Exercise requirements. Gather all lines from the material that contain "Николай".

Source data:
------------------------------------------------

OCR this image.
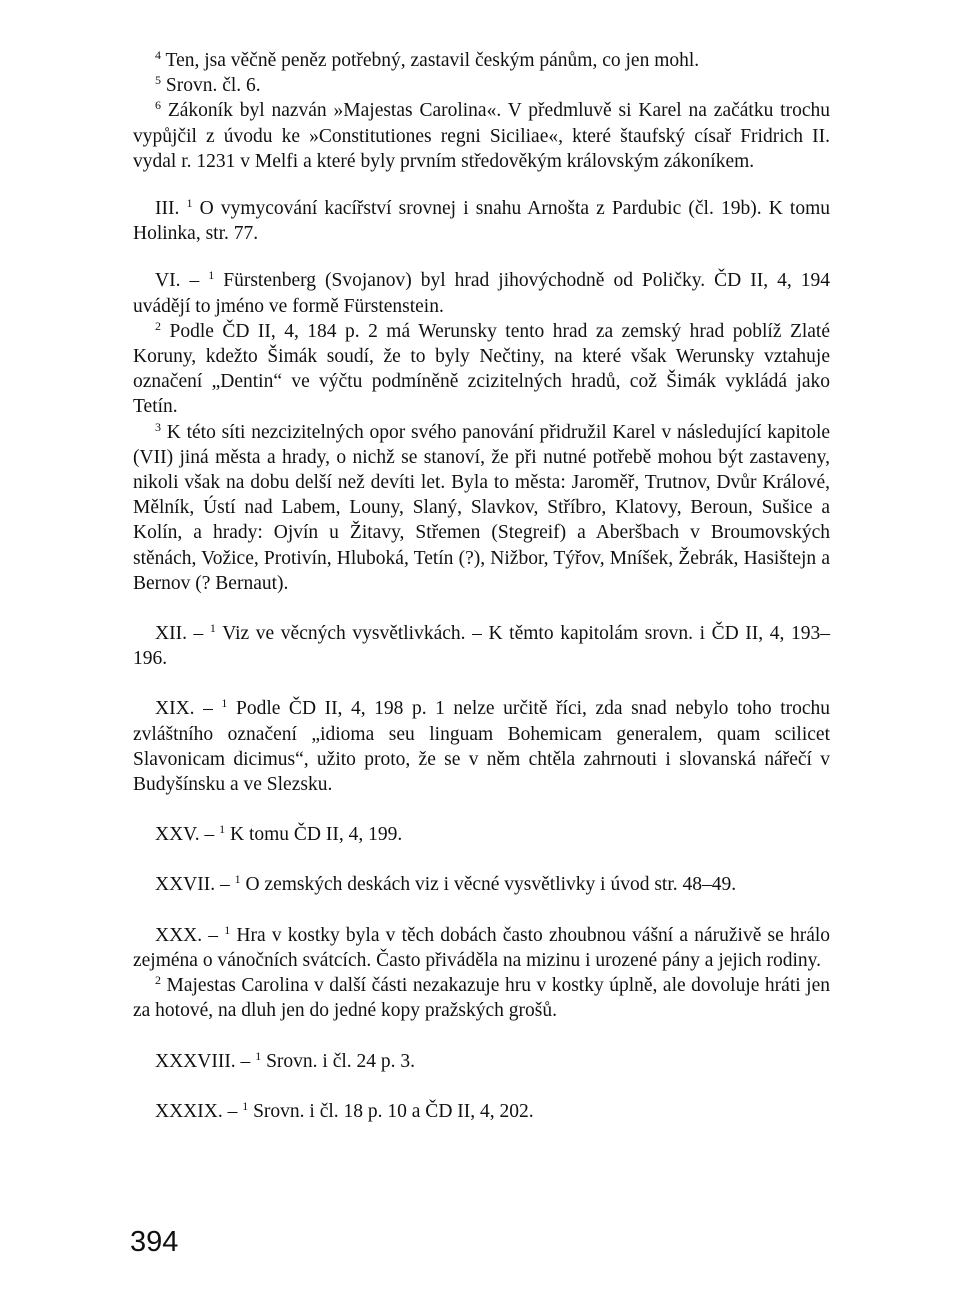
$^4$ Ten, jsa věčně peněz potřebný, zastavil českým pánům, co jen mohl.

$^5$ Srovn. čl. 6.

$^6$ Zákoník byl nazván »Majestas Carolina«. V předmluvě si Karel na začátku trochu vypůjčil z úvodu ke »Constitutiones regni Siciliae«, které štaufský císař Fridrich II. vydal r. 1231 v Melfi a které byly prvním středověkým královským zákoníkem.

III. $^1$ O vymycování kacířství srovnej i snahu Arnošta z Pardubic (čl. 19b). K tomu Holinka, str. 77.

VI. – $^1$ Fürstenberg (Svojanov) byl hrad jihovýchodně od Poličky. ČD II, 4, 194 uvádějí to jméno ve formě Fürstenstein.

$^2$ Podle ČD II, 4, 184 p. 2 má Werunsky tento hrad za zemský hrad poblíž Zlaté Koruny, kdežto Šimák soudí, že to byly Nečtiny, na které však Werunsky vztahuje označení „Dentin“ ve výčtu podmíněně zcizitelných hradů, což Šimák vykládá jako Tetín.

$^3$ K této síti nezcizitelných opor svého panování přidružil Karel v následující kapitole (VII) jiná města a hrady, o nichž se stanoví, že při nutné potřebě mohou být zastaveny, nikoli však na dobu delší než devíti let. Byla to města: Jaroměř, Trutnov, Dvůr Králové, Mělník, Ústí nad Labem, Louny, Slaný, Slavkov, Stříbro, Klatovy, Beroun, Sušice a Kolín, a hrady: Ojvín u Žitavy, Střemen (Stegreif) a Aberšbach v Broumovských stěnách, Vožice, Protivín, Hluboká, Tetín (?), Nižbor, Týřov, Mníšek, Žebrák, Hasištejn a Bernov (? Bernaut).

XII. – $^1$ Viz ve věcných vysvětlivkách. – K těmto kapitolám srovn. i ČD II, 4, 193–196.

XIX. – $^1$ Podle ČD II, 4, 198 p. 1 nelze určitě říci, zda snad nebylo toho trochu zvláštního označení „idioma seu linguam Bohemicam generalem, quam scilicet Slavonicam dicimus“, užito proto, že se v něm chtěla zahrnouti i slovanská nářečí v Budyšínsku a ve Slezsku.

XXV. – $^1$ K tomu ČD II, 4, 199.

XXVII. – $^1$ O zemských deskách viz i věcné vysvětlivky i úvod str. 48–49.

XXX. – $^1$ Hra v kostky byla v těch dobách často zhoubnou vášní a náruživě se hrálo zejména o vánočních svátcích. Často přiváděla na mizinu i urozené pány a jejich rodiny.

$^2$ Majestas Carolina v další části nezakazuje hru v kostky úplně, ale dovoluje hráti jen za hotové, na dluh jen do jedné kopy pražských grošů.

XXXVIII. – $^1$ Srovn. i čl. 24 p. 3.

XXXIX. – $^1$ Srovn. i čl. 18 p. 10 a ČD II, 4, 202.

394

------------------------------------------------

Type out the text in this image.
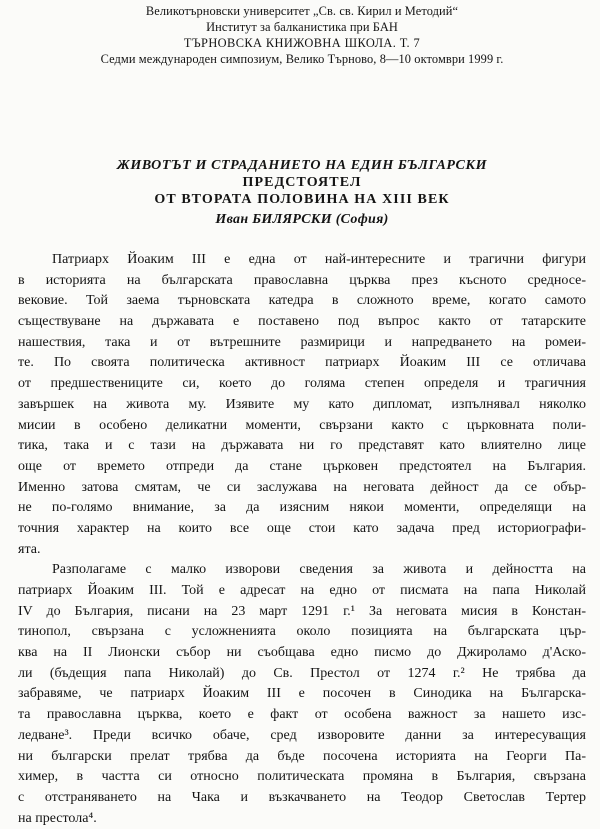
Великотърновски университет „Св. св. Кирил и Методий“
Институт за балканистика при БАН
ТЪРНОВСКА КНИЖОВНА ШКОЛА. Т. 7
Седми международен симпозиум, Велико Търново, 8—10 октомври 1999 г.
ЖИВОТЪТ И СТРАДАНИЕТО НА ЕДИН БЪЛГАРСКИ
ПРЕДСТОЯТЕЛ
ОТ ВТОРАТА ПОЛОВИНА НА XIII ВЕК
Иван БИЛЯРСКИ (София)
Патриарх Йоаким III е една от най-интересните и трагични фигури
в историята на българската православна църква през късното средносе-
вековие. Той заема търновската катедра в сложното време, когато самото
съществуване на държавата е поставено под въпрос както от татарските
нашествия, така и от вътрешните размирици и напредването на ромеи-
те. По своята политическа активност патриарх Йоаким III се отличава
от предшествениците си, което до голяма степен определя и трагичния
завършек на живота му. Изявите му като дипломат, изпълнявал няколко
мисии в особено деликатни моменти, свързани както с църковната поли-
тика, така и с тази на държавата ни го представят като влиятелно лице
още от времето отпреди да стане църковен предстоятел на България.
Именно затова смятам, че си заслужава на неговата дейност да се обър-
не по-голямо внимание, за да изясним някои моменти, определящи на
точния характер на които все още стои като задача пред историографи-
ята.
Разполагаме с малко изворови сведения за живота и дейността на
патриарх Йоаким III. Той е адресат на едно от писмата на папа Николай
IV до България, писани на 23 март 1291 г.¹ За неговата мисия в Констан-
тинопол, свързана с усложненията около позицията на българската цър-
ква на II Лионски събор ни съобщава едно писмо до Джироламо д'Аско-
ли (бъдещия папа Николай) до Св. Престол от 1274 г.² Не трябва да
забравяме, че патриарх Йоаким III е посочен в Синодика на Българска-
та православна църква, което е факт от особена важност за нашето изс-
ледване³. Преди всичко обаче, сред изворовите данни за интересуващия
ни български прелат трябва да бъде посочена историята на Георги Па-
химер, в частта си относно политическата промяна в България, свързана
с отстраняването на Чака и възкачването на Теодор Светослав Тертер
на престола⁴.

------------------------------------------------

Output below.
патриарх Йоаким III. Той е адресат на едно от писмата на папа Николай
ли (бъдещия папа Николай) до Св. Престол от 1274 г.² Не трябва да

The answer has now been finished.